## Exercise prompt
Please find all lines in the data that hold the string "đồng" and copy them.
^^^^
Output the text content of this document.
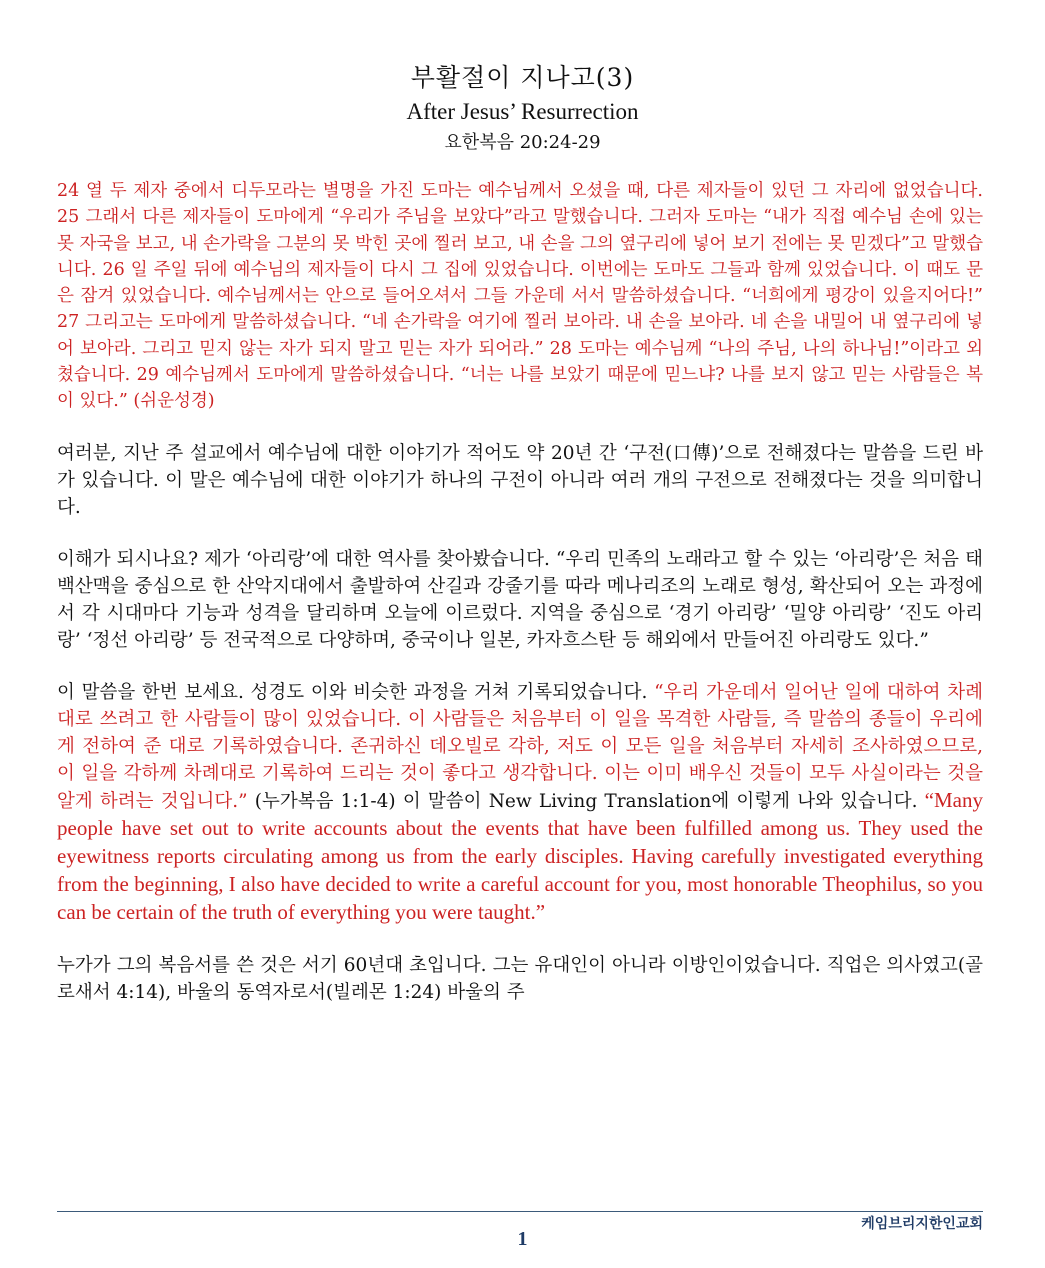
부활절이 지나고(3)
After Jesus’ Resurrection
요한복음 20:24-29

24 열 두 제자 중에서 디두모라는 별명을 가진 도마는 예수님께서 오셨을 때, 다른 제자들이 있던 그 자리에 없었습니다. 25 그래서 다른 제자들이 도마에게 “우리가 주님을 보았다”라고 말했습니다. 그러자 도마는 “내가 직접 예수님 손에 있는 못 자국을 보고, 내 손가락을 그분의 못 박힌 곳에 찔러 보고, 내 손을 그의 옆구리에 넣어 보기 전에는 못 믿겠다”고 말했습니다. 26 일 주일 뒤에 예수님의 제자들이 다시 그 집에 있었습니다. 이번에는 도마도 그들과 함께 있었습니다. 이 때도 문은 잠겨 있었습니다. 예수님께서는 안으로 들어오셔서 그들 가운데 서서 말씀하셨습니다. “너희에게 평강이 있을지어다!” 27 그리고는 도마에게 말씀하셨습니다. “네 손가락을 여기에 찔러 보아라. 내 손을 보아라. 네 손을 내밀어 내 옆구리에 넣어 보아라. 그리고 믿지 않는 자가 되지 말고 믿는 자가 되어라.” 28 도마는 예수님께 “나의 주님, 나의 하나님!”이라고 외쳤습니다. 29 예수님께서 도마에게 말씀하셨습니다. “너는 나를 보았기 때문에 믿느냐? 나를 보지 않고 믿는 사람들은 복이 있다.” (쉬운성경)

여러분, 지난 주 설교에서 예수님에 대한 이야기가 적어도 약 20년 간 ‘구전(口傳)’으로 전해졌다는 말씀을 드린 바가 있습니다. 이 말은 예수님에 대한 이야기가 하나의 구전이 아니라 여러 개의 구전으로 전해졌다는 것을 의미합니다.

이해가 되시나요? 제가 ‘아리랑’에 대한 역사를 찾아봤습니다. “우리 민족의 노래라고 할 수 있는 ‘아리랑’은 처음 태백산맥을 중심으로 한 산악지대에서 출발하여 산길과 강줄기를 따라 메나리조의 노래로 형성, 확산되어 오는 과정에서 각 시대마다 기능과 성격을 달리하며 오늘에 이르렀다. 지역을 중심으로 ‘경기 아리랑’ ‘밀양 아리랑’ ‘진도 아리랑’ ‘정선 아리랑’ 등 전국적으로 다양하며, 중국이나 일본, 카자흐스탄 등 해외에서 만들어진 아리랑도 있다.”

이 말씀을 한번 보세요. 성경도 이와 비슷한 과정을 거쳐 기록되었습니다. “우리 가운데서 일어난 일에 대하여 차례대로 쓰려고 한 사람들이 많이 있었습니다. 이 사람들은 처음부터 이 일을 목격한 사람들, 즉 말씀의 종들이 우리에게 전하여 준 대로 기록하였습니다. 존귀하신 데오빌로 각하, 저도 이 모든 일을 처음부터 자세히 조사하였으므로, 이 일을 각하께 차례대로 기록하여 드리는 것이 좋다고 생각합니다. 이는 이미 배우신 것들이 모두 사실이라는 것을 알게 하려는 것입니다.” (누가복음 1:1-4) 이 말씀이 New Living Translation에 이렇게 나와 있습니다. “Many people have set out to write accounts about the events that have been fulfilled among us. They used the eyewitness reports circulating among us from the early disciples. Having carefully investigated everything from the beginning, I also have decided to write a careful account for you, most honorable Theophilus, so you can be certain of the truth of everything you were taught.”

누가가 그의 복음서를 쓴 것은 서기 60년대 초입니다. 그는 유대인이 아니라 이방인이었습니다. 직업은 의사였고(골로새서 4:14), 바울의 동역자로서(빌레몬 1:24) 바울의 주

케임브리지한인교회
1
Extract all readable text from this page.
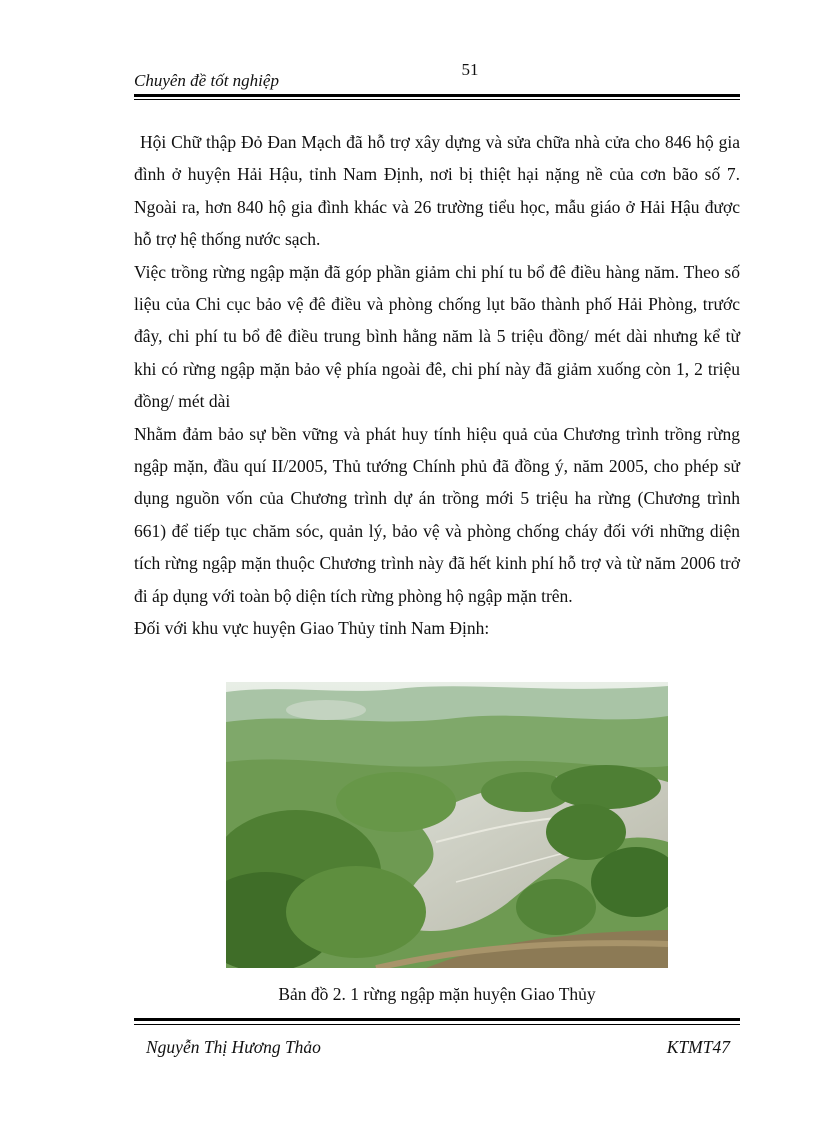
51
Chuyên đề tốt nghiệp

Hội Chữ thập Đỏ Đan Mạch đã hỗ trợ xây dựng và sửa chữa nhà cửa cho 846 hộ gia đình ở huyện Hải Hậu, tỉnh Nam Định, nơi bị thiệt hại nặng nề của cơn bão số 7. Ngoài ra, hơn 840 hộ gia đình khác và 26 trường tiểu học, mẫu giáo ở Hải Hậu được hỗ trợ hệ thống nước sạch.

Việc trồng rừng ngập mặn đã góp phần giảm chi phí tu bổ đê điều hàng năm. Theo số liệu của Chi cục bảo vệ đê điều và phòng chống lụt bão thành phố Hải Phòng, trước đây, chi phí tu bổ đê điều trung bình hằng năm là 5 triệu đồng/ mét dài nhưng kể từ khi có rừng ngập mặn bảo vệ phía ngoài đê, chi phí này đã giảm xuống còn 1, 2 triệu đồng/ mét dài

Nhằm đảm bảo sự bền vững và phát huy tính hiệu quả của Chương trình trồng rừng ngập mặn, đầu quí II/2005, Thủ tướng Chính phủ đã đồng ý, năm 2005, cho phép sử dụng nguồn vốn của Chương trình dự án trồng mới 5 triệu ha rừng (Chương trình 661) để tiếp tục chăm sóc, quản lý, bảo vệ và phòng chống cháy đối với những diện tích rừng ngập mặn thuộc Chương trình này đã hết kinh phí hỗ trợ và từ năm 2006 trở đi áp dụng với toàn bộ diện tích rừng phòng hộ ngập mặn trên.

Đối với khu vực huyện Giao Thủy tỉnh Nam Định:

Bản đồ 2. 1 rừng ngập mặn huyện Giao Thủy
Nguyễn Thị Hương Thảo	KTMT47
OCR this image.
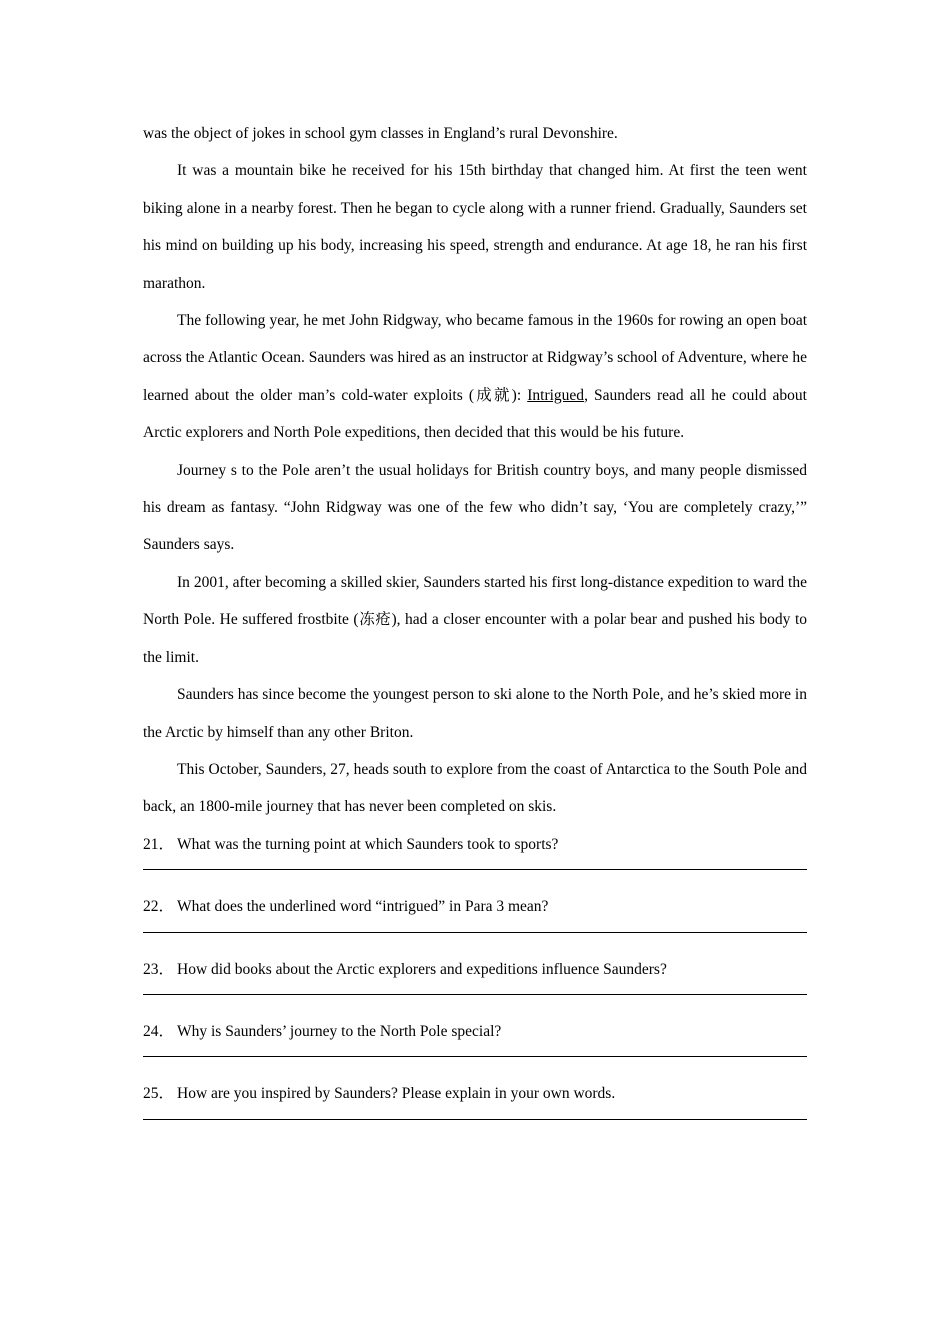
was the object of jokes in school gym classes in England’s rural Devonshire.

It was a mountain bike he received for his 15th birthday that changed him. At first the teen went biking alone in a nearby forest. Then he began to cycle along with a runner friend. Gradually, Saunders set his mind on building up his body, increasing his speed, strength and endurance. At age 18, he ran his first marathon.

The following year, he met John Ridgway, who became famous in the 1960s for rowing an open boat across the Atlantic Ocean. Saunders was hired as an instructor at Ridgway’s school of Adventure, where he learned about the older man’s cold-water exploits (成就): Intrigued, Saunders read all he could about Arctic explorers and North Pole expeditions, then decided that this would be his future.

Journey s to the Pole aren’t the usual holidays for British country boys, and many people dismissed his dream as fantasy. “John Ridgway was one of the few who didn’t say, ‘You are completely crazy,’” Saunders says.

In 2001, after becoming a skilled skier, Saunders started his first long-distance expedition to ward the North Pole. He suffered frostbite (冻疮), had a closer encounter with a polar bear and pushed his body to the limit.

Saunders has since become the youngest person to ski alone to the North Pole, and he’s skied more in the Arctic by himself than any other Briton.

This October, Saunders, 27, heads south to explore from the coast of Antarctica to the South Pole and back, an 1800-mile journey that has never been completed on skis.

21． What was the turning point at which Saunders took to sports?

22． What does the underlined word “intrigued” in Para 3 mean?

23． How did books about the Arctic explorers and expeditions influence Saunders?

24． Why is Saunders’ journey to the North Pole special?

25． How are you inspired by Saunders? Please explain in your own words.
^^^^
## Solution to this exercise
Việc trồng rừng ngập mặn đã góp phần giảm chi phí tu bổ đê điều hàng năm. Theo số liệu của Chi cục bảo vệ đê điều và phòng chống lụt bão thành phố Hải Phòng, trước đây, chi phí tu bổ đê điều trung bình hằng năm là 5 triệu đồng/ mét dài nhưng kể từ khi có rừng ngập mặn bảo vệ phía ngoài đê, chi phí này đã giảm xuống còn 1, 2 triệu đồng/ mét dài
Nhằm đảm bảo sự bền vững và phát huy tính hiệu quả của Chương trình trồng rừng ngập mặn, đầu quí II/2005, Thủ tướng Chính phủ đã đồng ý, năm 2005, cho phép sử dụng nguồn vốn của Chương trình dự án trồng mới 5 triệu ha rừng (Chương trình 661) để tiếp tục chăm sóc, quản lý, bảo vệ và phòng chống cháy đối với những diện tích rừng ngập mặn thuộc Chương trình này đã hết kinh phí hỗ trợ và từ năm 2006 trở đi áp dụng với toàn bộ diện tích rừng phòng hộ ngập mặn trên.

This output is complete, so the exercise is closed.